## BEGIN INFORMATION GIVEN

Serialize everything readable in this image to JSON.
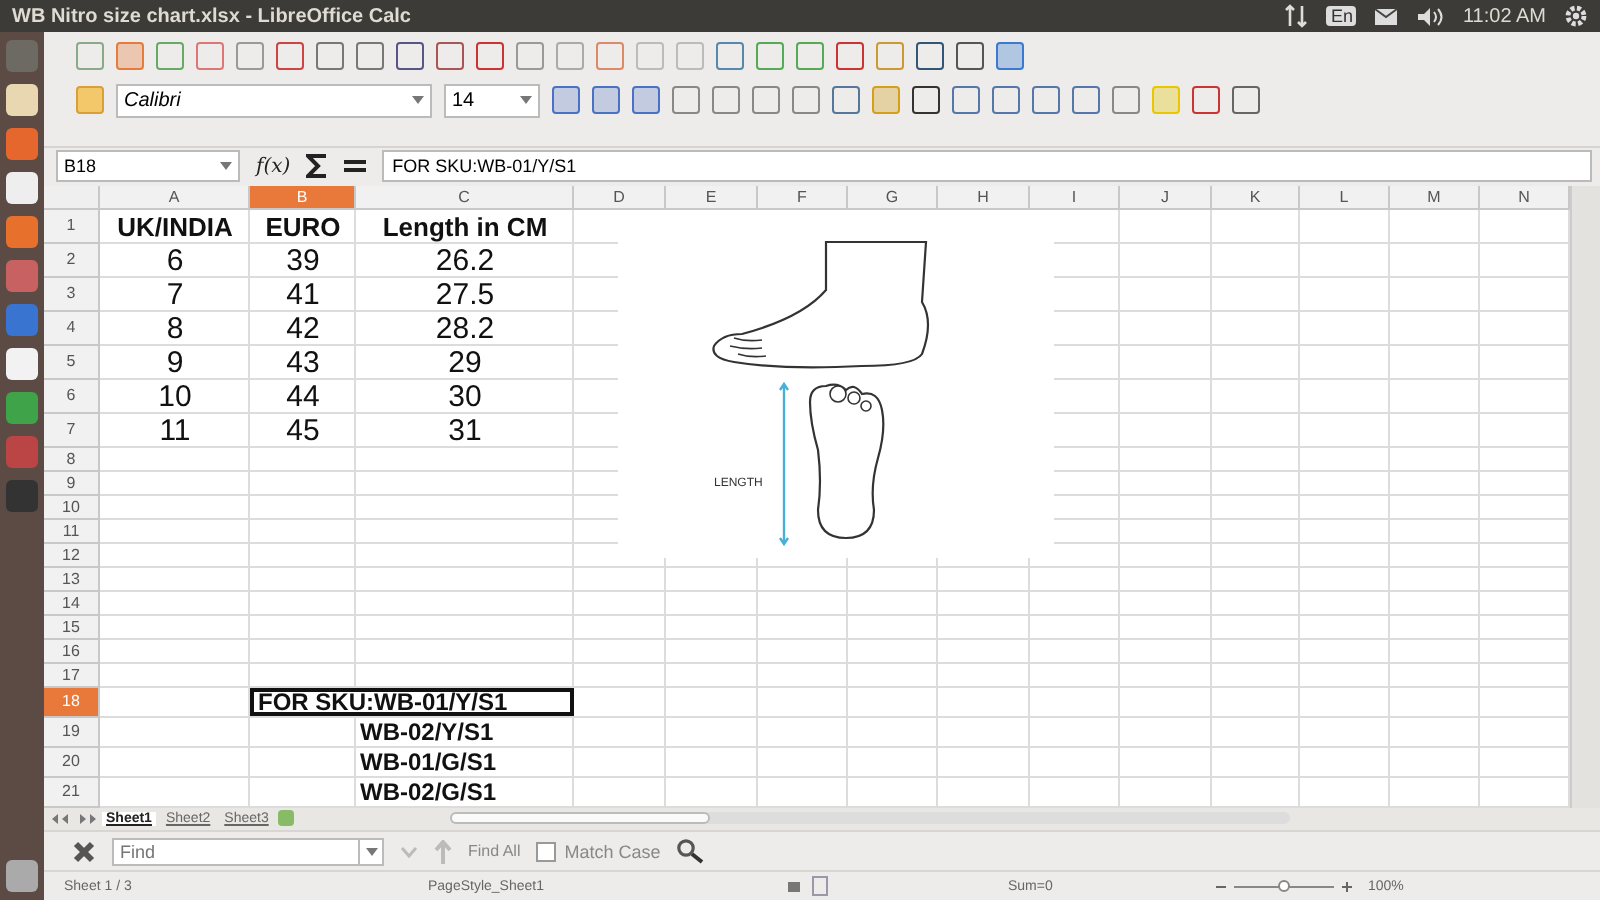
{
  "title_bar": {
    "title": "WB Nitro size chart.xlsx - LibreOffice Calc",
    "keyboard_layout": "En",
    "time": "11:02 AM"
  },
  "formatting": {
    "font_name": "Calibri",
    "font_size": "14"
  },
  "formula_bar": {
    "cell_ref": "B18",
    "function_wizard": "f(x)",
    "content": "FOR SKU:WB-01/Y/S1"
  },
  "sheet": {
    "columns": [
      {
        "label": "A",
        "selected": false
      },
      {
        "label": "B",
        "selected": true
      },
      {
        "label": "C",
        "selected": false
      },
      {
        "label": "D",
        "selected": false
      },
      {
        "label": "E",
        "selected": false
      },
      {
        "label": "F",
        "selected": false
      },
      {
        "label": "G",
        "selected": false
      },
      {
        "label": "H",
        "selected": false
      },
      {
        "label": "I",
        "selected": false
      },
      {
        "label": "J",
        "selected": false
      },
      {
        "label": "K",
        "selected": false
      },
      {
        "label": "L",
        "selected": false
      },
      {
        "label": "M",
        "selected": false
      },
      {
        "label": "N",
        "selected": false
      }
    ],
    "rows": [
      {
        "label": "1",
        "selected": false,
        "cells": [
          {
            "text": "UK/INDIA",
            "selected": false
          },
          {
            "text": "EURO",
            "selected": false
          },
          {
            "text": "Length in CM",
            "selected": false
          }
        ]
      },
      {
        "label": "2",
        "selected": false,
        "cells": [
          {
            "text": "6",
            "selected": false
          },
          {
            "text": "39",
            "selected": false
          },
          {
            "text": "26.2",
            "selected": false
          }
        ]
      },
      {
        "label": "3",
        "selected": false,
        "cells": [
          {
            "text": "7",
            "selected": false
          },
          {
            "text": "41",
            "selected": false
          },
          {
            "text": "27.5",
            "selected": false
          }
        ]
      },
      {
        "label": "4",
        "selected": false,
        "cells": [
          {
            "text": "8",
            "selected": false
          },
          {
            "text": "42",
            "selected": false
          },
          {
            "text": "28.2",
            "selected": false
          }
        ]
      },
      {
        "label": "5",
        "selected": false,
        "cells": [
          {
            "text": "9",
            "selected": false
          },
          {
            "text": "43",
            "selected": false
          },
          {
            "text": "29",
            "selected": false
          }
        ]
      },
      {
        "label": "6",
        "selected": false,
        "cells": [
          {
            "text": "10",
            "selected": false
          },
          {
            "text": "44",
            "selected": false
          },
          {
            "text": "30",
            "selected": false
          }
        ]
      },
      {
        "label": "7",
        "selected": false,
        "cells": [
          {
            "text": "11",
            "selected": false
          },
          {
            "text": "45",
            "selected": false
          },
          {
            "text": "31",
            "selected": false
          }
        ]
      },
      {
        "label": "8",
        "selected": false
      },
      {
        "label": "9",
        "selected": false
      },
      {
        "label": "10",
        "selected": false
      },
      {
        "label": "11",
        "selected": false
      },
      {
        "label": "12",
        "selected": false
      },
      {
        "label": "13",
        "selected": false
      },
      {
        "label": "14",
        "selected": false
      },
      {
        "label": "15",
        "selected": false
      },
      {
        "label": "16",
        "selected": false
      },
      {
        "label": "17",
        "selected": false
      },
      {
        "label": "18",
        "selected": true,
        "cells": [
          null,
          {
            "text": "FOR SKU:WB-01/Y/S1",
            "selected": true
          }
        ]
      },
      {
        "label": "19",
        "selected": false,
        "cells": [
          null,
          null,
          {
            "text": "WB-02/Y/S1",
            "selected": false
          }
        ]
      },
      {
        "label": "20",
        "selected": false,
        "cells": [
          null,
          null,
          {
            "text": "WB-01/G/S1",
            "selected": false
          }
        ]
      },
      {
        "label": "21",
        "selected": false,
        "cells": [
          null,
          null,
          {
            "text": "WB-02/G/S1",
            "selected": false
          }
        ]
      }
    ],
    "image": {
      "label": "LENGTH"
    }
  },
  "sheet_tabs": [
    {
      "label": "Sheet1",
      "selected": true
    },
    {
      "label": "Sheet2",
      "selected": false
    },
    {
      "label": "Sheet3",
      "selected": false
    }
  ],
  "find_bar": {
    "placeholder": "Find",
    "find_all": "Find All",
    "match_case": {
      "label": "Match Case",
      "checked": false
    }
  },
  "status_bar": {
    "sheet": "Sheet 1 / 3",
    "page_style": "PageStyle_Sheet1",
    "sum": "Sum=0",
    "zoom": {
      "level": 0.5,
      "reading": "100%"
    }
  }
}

## END INFORMATION GIVEN

**EXERCISE DIRECTIONS:** How many lines in the listing above contain "image"? Answer with the number alone.

**WRITTEN ANSWER:** 2